[The exercise] Each line of the listing must be transcribed exactly, except for the images, which should be excluded.

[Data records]
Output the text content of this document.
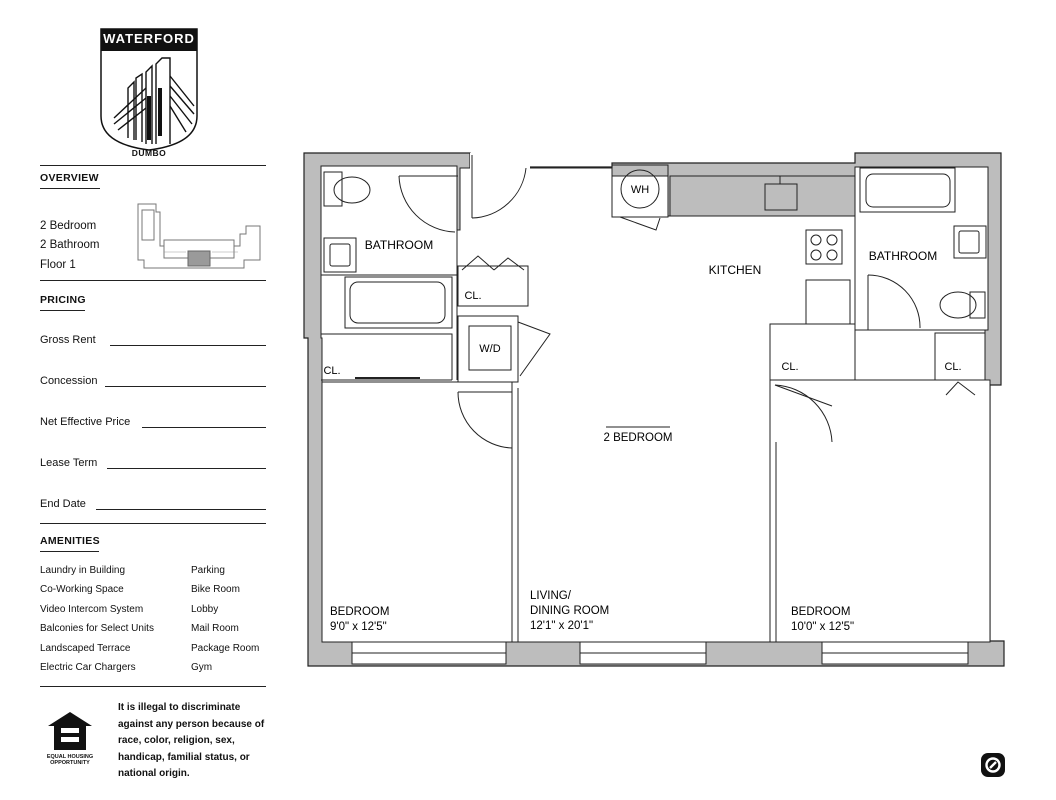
WATERFORD
DUMBO
OVERVIEW
2 Bedroom
2 Bathroom
Floor 1
PRICING
Gross Rent
Concession
Net Effective Price
Lease Term
End Date
AMENITIES
Laundry in Building
Co-Working Space
Video Intercom System
Balconies for Select Units
Landscaped Terrace
Electric Car Chargers
Parking
Bike Room
Lobby
Mail Room
Package Room
Gym
EQUAL HOUSING
OPPORTUNITY
It is illegal to discriminate against any person because of race, color, religion, sex, handicap, familial status, or national origin.
WH
BATHROOM
KITCHEN
BATHROOM
CL.
W/D
CL.	CL.	CL.
2 BEDROOM
BEDROOM
9'0" x 12'5"
LIVING/
DINING ROOM
12'1" x 20'1"
BEDROOM
10'0" x 12'5"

[Answer to the task]
Output the text content of this document.
WATERFORD
DUMBO
OVERVIEW
2 Bedroom
2 Bathroom
Floor 1
PRICING
Gross Rent
Concession
Net Effective Price
Lease Term
End Date
AMENITIES
Laundry in Building
Co-Working Space
Video Intercom System
Balconies for Select Units
Landscaped Terrace
Electric Car Chargers
Parking
Bike Room
Lobby
Mail Room
Package Room
Gym
EQUAL HOUSING
OPPORTUNITY
It is illegal to discriminate against any person because of race, color, religion, sex, handicap, familial status, or national origin.
WH
BATHROOM
KITCHEN
BATHROOM
CL.
W/D
CL.	CL.	CL.
2 BEDROOM
BEDROOM
9'0" x 12'5"
LIVING/
DINING ROOM
12'1" x 20'1"
BEDROOM
10'0" x 12'5"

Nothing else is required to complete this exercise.